(Records contained in a dataset)
__________________________________________________

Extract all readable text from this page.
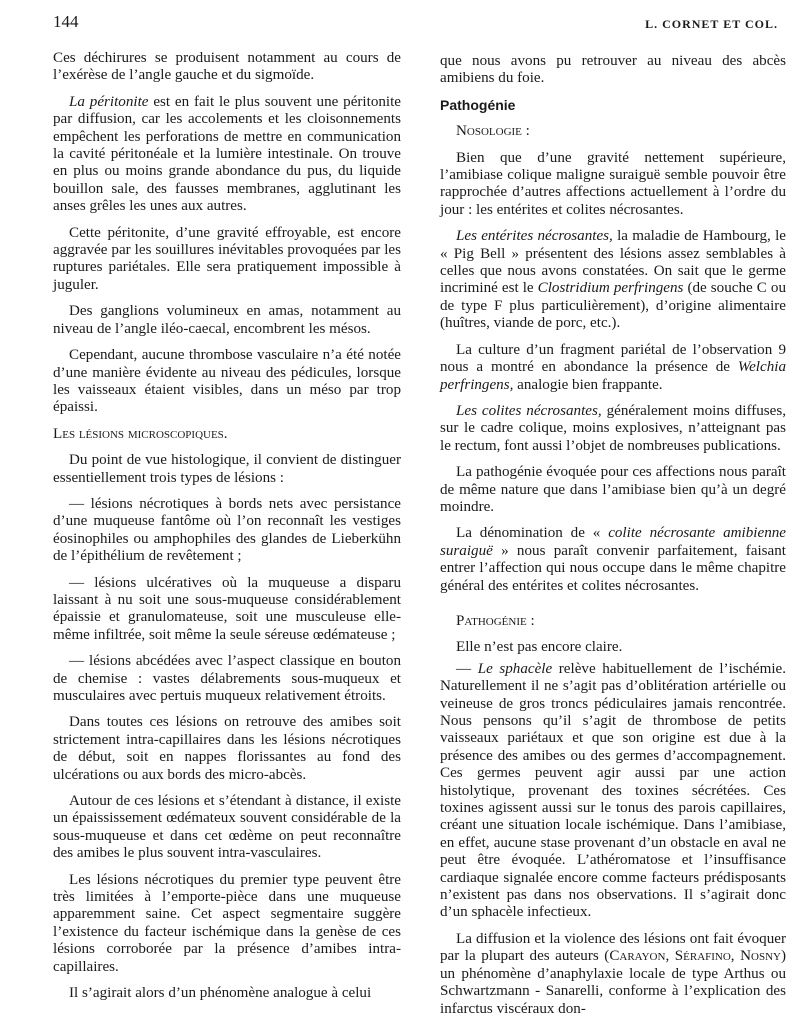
144	L. CORNET ET COL.

Ces déchirures se produisent notamment au cours de l’exérèse de l’angle gauche et du sigmoïde.

La péritonite est en fait le plus souvent une péritonite par diffusion, car les accolements et les cloisonnements empêchent les perforations de mettre en communication la cavité péritonéale et la lumière intestinale. On trouve en plus ou moins grande abondance du pus, du liquide bouillon sale, des fausses membranes, agglutinant les anses grêles les unes aux autres.

Cette péritonite, d’une gravité effroyable, est encore aggravée par les souillures inévitables provoquées par les ruptures pariétales. Elle sera pratiquement impossible à juguler.

Des ganglions volumineux en amas, notamment au niveau de l’angle iléo-caecal, encombrent les mésos.

Cependant, aucune thrombose vasculaire n’a été notée d’une manière évidente au niveau des pédicules, lorsque les vaisseaux étaient visibles, dans un méso par trop épaissi.

Les lésions microscopiques.

Du point de vue histologique, il convient de distinguer essentiellement trois types de lésions :

— lésions nécrotiques à bords nets avec persistance d’une muqueuse fantôme où l’on reconnaît les vestiges éosinophiles ou amphophiles des glandes de Lieberkühn de l’épithélium de revêtement ;

— lésions ulcératives où la muqueuse a disparu laissant à nu soit une sous-muqueuse considérablement épaissie et granulomateuse, soit une musculeuse elle-même infiltrée, soit même la seule séreuse œdémateuse ;

— lésions abcédées avec l’aspect classique en bouton de chemise : vastes délabrements sous-muqueux et musculaires avec pertuis muqueux relativement étroits.

Dans toutes ces lésions on retrouve des amibes soit strictement intra-capillaires dans les lésions nécrotiques de début, soit en nappes florissantes au fond des ulcérations ou aux bords des micro-abcès.

Autour de ces lésions et s’étendant à distance, il existe un épaississement œdémateux souvent considérable de la sous-muqueuse et dans cet œdème on peut reconnaître des amibes le plus souvent intra-vasculaires.

Les lésions nécrotiques du premier type peuvent être très limitées à l’emporte-pièce dans une muqueuse apparemment saine. Cet aspect segmentaire suggère l’existence du facteur ischémique dans la genèse de ces lésions corroborée par la présence d’amibes intra-capillaires.

Il s’agirait alors d’un phénomène analogue à celui

que nous avons pu retrouver au niveau des abcès amibiens du foie.

Pathogénie

Nosologie :

Bien que d’une gravité nettement supérieure, l’amibiase colique maligne suraiguë semble pouvoir être rapprochée d’autres affections actuellement à l’ordre du jour : les entérites et colites nécrosantes.

Les entérites nécrosantes, la maladie de Hambourg, le « Pig Bell » présentent des lésions assez semblables à celles que nous avons constatées. On sait que le germe incriminé est le Clostridium perfringens (de souche C ou de type F plus particulièrement), d’origine alimentaire (huîtres, viande de porc, etc.).

La culture d’un fragment pariétal de l’observation 9 nous a montré en abondance la présence de Welchia perfringens, analogie bien frappante.

Les colites nécrosantes, généralement moins diffuses, sur le cadre colique, moins explosives, n’atteignant pas le rectum, font aussi l’objet de nombreuses publications.

La pathogénie évoquée pour ces affections nous paraît de même nature que dans l’amibiase bien qu’à un degré moindre.

La dénomination de « colite nécrosante amibienne suraiguë » nous paraît convenir parfaitement, faisant entrer l’affection qui nous occupe dans le même chapitre général des entérites et colites nécrosantes.

Pathogénie :

Elle n’est pas encore claire.

— Le sphacèle relève habituellement de l’ischémie. Naturellement il ne s’agit pas d’oblitération artérielle ou veineuse de gros troncs pédiculaires jamais rencontrée. Nous pensons qu’il s’agit de thrombose de petits vaisseaux pariétaux et que son origine est due à la présence des amibes ou des germes d’accompagnement. Ces germes peuvent agir aussi par une action histolytique, provenant des toxines sécrétées. Ces toxines agissent aussi sur le tonus des parois capillaires, créant une situation locale ischémique. Dans l’amibiase, en effet, aucune stase provenant d’un obstacle en aval ne peut être évoquée. L’athéromatose et l’insuffisance cardiaque signalée encore comme facteurs prédisposants n’existent pas dans nos observations. Il s’agirait donc d’un sphacèle infectieux.

La diffusion et la violence des lésions ont fait évoquer par la plupart des auteurs (Carayon, Sérafino, Nosny) un phénomène d’anaphylaxie locale de type Arthus ou Schwartzmann - Sanarelli, conforme à l’explication des infarctus viscéraux don-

__________________________________________________

### EXERCISE BRIEF
Scan the data for the string "bords" and copy each line in which it occurs.

### RESPONSE BELOW
— lésions nécrotiques à bords nets avec persistance d’une muqueuse fantôme où l’on reconnaît les vestiges éosinophiles ou amphophiles des glandes de Lieberkühn de l’épithélium de revêtement ;
Dans toutes ces lésions on retrouve des amibes soit strictement intra-capillaires dans les lésions nécrotiques de début, soit en nappes florissantes au fond des ulcérations ou aux bords des micro-abcès.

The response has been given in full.